**CHALLENGE**
Work out the number of lines in the listing that include the string "image". Reply with that number alone.
◆ ◆ ◆ ◆
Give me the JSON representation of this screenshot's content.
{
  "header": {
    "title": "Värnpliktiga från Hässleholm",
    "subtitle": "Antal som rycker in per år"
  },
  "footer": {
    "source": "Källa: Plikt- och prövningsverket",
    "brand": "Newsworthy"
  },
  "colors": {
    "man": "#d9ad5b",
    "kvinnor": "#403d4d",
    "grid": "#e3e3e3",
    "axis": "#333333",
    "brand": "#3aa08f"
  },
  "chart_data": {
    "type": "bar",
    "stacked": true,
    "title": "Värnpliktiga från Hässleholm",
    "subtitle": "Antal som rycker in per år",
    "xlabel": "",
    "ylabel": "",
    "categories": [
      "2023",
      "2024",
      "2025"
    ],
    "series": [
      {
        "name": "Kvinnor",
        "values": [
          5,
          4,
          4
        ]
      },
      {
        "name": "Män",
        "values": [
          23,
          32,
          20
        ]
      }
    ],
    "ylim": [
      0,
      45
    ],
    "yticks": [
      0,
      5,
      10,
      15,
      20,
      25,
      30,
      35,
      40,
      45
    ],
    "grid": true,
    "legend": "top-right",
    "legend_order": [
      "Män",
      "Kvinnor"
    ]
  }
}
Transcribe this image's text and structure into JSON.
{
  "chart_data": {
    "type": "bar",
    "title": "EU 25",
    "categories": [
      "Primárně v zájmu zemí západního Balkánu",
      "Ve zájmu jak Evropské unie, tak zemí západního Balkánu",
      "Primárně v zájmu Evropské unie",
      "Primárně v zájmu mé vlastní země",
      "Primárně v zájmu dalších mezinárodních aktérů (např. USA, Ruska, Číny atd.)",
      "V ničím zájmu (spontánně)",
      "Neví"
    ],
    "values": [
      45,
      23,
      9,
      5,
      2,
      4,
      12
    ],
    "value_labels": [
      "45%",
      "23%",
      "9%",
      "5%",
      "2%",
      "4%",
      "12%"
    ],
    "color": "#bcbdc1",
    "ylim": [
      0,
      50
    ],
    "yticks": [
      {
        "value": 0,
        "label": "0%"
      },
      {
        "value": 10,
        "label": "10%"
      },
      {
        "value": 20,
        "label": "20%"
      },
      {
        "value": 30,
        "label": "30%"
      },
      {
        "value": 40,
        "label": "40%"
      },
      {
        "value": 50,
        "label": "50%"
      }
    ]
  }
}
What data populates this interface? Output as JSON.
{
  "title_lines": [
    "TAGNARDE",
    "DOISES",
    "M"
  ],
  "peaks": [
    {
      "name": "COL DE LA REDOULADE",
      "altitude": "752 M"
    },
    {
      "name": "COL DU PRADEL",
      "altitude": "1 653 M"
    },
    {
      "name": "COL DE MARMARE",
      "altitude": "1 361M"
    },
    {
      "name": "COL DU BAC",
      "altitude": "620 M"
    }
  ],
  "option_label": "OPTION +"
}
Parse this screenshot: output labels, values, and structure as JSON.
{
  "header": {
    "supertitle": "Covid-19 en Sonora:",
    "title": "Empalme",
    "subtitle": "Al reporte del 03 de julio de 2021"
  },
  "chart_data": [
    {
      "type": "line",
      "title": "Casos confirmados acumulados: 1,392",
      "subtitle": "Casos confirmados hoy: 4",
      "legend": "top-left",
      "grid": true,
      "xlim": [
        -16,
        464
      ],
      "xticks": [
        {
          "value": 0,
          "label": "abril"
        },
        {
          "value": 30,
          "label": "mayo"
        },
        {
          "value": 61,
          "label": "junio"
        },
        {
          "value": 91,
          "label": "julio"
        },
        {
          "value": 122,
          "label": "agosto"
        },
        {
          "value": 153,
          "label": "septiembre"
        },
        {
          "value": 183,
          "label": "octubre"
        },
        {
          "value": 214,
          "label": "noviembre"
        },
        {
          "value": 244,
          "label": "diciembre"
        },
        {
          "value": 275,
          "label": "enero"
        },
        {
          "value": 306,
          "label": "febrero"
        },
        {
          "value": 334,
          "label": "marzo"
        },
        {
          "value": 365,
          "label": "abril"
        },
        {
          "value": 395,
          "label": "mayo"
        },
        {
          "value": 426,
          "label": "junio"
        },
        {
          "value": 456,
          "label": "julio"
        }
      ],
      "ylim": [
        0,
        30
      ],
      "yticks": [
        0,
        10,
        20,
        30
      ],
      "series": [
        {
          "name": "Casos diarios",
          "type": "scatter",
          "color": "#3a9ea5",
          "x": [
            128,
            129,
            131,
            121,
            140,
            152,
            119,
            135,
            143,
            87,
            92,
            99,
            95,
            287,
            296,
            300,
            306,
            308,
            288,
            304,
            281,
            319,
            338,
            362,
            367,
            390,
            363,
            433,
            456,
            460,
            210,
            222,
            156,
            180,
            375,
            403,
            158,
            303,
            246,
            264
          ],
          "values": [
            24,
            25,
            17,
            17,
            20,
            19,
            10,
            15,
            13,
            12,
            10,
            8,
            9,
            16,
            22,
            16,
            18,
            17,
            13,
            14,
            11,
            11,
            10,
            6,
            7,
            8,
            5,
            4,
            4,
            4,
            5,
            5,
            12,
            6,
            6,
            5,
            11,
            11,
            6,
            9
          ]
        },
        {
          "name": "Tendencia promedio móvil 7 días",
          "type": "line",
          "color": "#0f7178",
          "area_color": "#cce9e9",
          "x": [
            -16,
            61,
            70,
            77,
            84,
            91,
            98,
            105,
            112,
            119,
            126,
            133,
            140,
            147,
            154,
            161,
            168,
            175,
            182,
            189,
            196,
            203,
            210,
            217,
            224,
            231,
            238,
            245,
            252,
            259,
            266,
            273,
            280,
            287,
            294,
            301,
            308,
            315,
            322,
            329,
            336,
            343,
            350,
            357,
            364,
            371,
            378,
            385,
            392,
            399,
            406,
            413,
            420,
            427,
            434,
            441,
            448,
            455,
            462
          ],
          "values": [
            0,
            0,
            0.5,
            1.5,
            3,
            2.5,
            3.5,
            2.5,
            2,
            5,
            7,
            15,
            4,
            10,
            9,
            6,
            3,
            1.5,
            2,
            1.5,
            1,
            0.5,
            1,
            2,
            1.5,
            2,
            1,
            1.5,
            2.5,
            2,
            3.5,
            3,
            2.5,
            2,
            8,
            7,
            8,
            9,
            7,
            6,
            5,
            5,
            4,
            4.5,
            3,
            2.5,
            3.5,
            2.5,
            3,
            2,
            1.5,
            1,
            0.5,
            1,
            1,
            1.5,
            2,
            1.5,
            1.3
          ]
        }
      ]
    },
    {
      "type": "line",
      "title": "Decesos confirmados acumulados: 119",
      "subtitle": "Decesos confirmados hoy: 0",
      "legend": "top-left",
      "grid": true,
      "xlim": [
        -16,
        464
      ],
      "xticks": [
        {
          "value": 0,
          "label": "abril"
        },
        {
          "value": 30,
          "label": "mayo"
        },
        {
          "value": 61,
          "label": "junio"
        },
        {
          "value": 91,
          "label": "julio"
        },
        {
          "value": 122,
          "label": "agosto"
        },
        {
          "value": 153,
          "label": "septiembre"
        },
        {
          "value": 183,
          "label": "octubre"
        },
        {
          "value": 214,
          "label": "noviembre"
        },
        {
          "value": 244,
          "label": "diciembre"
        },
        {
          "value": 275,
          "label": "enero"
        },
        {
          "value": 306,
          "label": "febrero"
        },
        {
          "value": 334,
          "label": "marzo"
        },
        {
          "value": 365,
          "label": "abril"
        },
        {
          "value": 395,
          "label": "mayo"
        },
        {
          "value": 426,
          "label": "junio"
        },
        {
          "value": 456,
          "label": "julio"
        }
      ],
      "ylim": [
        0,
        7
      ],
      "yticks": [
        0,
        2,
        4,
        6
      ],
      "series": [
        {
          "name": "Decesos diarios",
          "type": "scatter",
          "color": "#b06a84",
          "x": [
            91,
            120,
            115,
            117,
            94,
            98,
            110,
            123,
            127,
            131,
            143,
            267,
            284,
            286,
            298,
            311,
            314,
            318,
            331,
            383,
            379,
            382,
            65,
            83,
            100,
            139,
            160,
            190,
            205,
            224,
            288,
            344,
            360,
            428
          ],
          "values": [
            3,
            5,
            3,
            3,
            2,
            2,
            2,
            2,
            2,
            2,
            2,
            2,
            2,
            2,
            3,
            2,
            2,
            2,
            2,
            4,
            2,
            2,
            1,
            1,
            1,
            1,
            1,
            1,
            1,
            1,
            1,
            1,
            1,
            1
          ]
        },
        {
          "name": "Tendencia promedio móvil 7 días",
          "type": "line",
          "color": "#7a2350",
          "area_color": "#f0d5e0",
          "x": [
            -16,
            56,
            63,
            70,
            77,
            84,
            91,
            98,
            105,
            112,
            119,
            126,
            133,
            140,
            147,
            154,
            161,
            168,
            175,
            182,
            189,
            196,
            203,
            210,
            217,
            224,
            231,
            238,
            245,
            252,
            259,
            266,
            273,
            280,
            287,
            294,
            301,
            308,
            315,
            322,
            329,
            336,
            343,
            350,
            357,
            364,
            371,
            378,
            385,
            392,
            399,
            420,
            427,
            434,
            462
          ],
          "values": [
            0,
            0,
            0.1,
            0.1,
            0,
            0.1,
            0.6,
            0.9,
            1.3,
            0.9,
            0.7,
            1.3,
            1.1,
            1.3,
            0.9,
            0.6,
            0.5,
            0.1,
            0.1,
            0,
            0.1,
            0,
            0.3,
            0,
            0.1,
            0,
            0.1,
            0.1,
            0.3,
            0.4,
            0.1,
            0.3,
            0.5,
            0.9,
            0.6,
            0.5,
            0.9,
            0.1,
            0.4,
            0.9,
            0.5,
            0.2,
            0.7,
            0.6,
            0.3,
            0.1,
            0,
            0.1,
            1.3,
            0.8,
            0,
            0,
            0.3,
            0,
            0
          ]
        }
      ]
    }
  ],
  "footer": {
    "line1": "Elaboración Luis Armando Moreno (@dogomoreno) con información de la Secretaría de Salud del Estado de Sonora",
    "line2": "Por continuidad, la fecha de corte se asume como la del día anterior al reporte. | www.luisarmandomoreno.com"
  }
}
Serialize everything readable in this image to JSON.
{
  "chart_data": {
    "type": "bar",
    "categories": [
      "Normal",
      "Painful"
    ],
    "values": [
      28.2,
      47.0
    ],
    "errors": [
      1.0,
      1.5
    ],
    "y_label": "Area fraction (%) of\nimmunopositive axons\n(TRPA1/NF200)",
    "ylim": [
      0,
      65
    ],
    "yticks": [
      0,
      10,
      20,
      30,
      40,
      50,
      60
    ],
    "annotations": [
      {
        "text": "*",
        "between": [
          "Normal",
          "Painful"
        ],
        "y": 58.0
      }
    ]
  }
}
◆ ◆ ◆ ◆
**THE ANSWER**
2